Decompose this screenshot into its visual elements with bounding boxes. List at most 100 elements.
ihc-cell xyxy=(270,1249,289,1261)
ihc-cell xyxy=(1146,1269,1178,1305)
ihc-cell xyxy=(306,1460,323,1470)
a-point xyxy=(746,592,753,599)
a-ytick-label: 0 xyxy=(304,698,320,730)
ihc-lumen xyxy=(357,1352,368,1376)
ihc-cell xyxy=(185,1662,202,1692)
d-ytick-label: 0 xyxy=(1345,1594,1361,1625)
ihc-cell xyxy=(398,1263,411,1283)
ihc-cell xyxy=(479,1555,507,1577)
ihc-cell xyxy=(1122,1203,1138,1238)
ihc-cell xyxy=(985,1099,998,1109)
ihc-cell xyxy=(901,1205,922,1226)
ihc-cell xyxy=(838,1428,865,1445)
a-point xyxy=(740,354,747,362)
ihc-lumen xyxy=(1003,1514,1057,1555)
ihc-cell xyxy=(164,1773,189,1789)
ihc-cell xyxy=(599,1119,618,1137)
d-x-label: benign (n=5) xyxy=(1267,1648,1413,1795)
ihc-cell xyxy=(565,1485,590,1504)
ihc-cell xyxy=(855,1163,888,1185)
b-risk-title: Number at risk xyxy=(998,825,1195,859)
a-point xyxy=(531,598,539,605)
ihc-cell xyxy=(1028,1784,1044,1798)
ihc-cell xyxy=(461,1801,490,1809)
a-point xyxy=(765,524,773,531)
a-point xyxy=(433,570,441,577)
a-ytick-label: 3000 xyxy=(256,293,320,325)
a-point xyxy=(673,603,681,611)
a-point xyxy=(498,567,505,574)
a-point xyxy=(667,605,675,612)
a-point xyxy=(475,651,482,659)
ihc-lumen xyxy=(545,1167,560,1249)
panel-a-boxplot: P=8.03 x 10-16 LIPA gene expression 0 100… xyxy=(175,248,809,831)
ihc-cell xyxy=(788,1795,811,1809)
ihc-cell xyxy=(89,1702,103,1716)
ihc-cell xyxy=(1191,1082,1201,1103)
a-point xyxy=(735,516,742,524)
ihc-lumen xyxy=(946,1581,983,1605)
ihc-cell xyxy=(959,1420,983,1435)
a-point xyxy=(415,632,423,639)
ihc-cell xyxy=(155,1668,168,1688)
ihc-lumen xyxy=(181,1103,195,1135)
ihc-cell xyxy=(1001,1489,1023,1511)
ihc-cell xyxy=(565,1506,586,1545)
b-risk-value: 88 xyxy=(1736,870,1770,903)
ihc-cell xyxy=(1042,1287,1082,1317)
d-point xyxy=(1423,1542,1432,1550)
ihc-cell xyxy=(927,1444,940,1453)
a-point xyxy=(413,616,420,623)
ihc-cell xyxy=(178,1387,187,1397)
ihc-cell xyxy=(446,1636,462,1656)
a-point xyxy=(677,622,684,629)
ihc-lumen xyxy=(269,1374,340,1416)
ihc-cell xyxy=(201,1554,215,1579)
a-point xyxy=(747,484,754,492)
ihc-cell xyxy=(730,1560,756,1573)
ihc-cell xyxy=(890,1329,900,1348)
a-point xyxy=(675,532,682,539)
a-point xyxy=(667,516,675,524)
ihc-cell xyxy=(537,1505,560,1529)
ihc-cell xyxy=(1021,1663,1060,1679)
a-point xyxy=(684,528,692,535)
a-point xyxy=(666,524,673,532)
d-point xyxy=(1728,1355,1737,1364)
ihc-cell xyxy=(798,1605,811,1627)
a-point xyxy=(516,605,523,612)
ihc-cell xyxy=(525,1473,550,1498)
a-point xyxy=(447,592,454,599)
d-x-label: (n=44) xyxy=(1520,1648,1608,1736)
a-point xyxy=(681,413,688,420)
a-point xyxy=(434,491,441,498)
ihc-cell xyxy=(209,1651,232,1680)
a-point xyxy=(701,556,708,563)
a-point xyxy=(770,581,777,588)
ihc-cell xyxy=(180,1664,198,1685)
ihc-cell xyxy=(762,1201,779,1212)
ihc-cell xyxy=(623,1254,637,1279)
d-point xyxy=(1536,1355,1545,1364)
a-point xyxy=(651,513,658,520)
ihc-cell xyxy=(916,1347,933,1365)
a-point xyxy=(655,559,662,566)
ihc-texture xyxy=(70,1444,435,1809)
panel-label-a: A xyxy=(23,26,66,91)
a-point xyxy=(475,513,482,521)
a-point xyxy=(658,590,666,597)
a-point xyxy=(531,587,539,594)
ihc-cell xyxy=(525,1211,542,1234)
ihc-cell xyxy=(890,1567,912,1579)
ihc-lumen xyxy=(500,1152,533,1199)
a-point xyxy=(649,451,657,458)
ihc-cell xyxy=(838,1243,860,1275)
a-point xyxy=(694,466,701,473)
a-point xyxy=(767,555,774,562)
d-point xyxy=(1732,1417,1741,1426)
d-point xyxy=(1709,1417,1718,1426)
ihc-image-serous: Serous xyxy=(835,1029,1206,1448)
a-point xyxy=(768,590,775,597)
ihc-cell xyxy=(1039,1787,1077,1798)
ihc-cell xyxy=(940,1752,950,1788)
:::::
YOUR OBJECTIVE =>
From the first entry above to the last, repeat everything exactly.

PROBLEM SOLUTION =>
Decompose this screenshot into its visual elements with bounding boxes. List at most 100 elements.
ihc-cell xyxy=(270,1249,289,1261)
ihc-cell xyxy=(1146,1269,1178,1305)
ihc-cell xyxy=(306,1460,323,1470)
a-point xyxy=(746,592,753,599)
a-ytick-label: 0 xyxy=(304,698,320,730)
ihc-lumen xyxy=(357,1352,368,1376)
ihc-cell xyxy=(185,1662,202,1692)
d-ytick-label: 0 xyxy=(1345,1594,1361,1625)
ihc-cell xyxy=(398,1263,411,1283)
ihc-cell xyxy=(479,1555,507,1577)
ihc-cell xyxy=(1122,1203,1138,1238)
ihc-cell xyxy=(985,1099,998,1109)
ihc-cell xyxy=(901,1205,922,1226)
ihc-cell xyxy=(838,1428,865,1445)
a-point xyxy=(740,354,747,362)
ihc-lumen xyxy=(1003,1514,1057,1555)
ihc-cell xyxy=(164,1773,189,1789)
ihc-cell xyxy=(599,1119,618,1137)
d-x-label: benign (n=5) xyxy=(1267,1648,1413,1795)
ihc-cell xyxy=(565,1485,590,1504)
ihc-cell xyxy=(855,1163,888,1185)
b-risk-title: Number at risk xyxy=(998,825,1195,859)
a-point xyxy=(531,598,539,605)
ihc-cell xyxy=(1028,1784,1044,1798)
ihc-cell xyxy=(461,1801,490,1809)
a-point xyxy=(765,524,773,531)
a-point xyxy=(433,570,441,577)
a-ytick-label: 3000 xyxy=(256,293,320,325)
a-point xyxy=(673,603,681,611)
a-point xyxy=(498,567,505,574)
a-point xyxy=(667,605,675,612)
a-point xyxy=(475,651,482,659)
ihc-lumen xyxy=(545,1167,560,1249)
panel-a-boxplot: P=8.03 x 10-16 LIPA gene expression 0 100… xyxy=(175,248,809,831)
ihc-cell xyxy=(788,1795,811,1809)
ihc-cell xyxy=(89,1702,103,1716)
ihc-cell xyxy=(1191,1082,1201,1103)
a-point xyxy=(735,516,742,524)
ihc-lumen xyxy=(946,1581,983,1605)
ihc-cell xyxy=(959,1420,983,1435)
a-point xyxy=(415,632,423,639)
ihc-cell xyxy=(155,1668,168,1688)
ihc-lumen xyxy=(181,1103,195,1135)
ihc-cell xyxy=(1001,1489,1023,1511)
ihc-cell xyxy=(565,1506,586,1545)
b-risk-value: 88 xyxy=(1736,870,1770,903)
ihc-cell xyxy=(1042,1287,1082,1317)
d-point xyxy=(1423,1542,1432,1550)
ihc-cell xyxy=(927,1444,940,1453)
a-point xyxy=(413,616,420,623)
ihc-cell xyxy=(178,1387,187,1397)
ihc-cell xyxy=(446,1636,462,1656)
a-point xyxy=(677,622,684,629)
ihc-lumen xyxy=(269,1374,340,1416)
ihc-cell xyxy=(201,1554,215,1579)
a-point xyxy=(747,484,754,492)
ihc-cell xyxy=(730,1560,756,1573)
ihc-cell xyxy=(890,1329,900,1348)
a-point xyxy=(675,532,682,539)
a-point xyxy=(667,516,675,524)
ihc-cell xyxy=(537,1505,560,1529)
ihc-cell xyxy=(1021,1663,1060,1679)
a-point xyxy=(684,528,692,535)
a-point xyxy=(666,524,673,532)
d-point xyxy=(1728,1355,1737,1364)
ihc-cell xyxy=(798,1605,811,1627)
a-point xyxy=(516,605,523,612)
ihc-cell xyxy=(525,1473,550,1498)
a-point xyxy=(447,592,454,599)
d-x-label: (n=44) xyxy=(1520,1648,1608,1736)
a-point xyxy=(681,413,688,420)
a-point xyxy=(434,491,441,498)
ihc-cell xyxy=(209,1651,232,1680)
a-point xyxy=(701,556,708,563)
a-point xyxy=(770,581,777,588)
ihc-cell xyxy=(180,1664,198,1685)
ihc-cell xyxy=(762,1201,779,1212)
ihc-cell xyxy=(623,1254,637,1279)
d-point xyxy=(1536,1355,1545,1364)
a-point xyxy=(651,513,658,520)
ihc-cell xyxy=(916,1347,933,1365)
a-point xyxy=(655,559,662,566)
ihc-texture xyxy=(70,1444,435,1809)
panel-label-a: A xyxy=(23,26,66,91)
a-point xyxy=(475,513,482,521)
a-point xyxy=(658,590,666,597)
a-point xyxy=(531,587,539,594)
ihc-cell xyxy=(525,1211,542,1234)
ihc-cell xyxy=(890,1567,912,1579)
ihc-lumen xyxy=(500,1152,533,1199)
a-point xyxy=(649,451,657,458)
ihc-cell xyxy=(838,1243,860,1275)
a-point xyxy=(694,466,701,473)
a-point xyxy=(767,555,774,562)
d-point xyxy=(1732,1417,1741,1426)
d-point xyxy=(1709,1417,1718,1426)
ihc-image-serous: Serous xyxy=(835,1029,1206,1448)
a-point xyxy=(768,590,775,597)
ihc-cell xyxy=(1039,1787,1077,1798)
ihc-cell xyxy=(940,1752,950,1788)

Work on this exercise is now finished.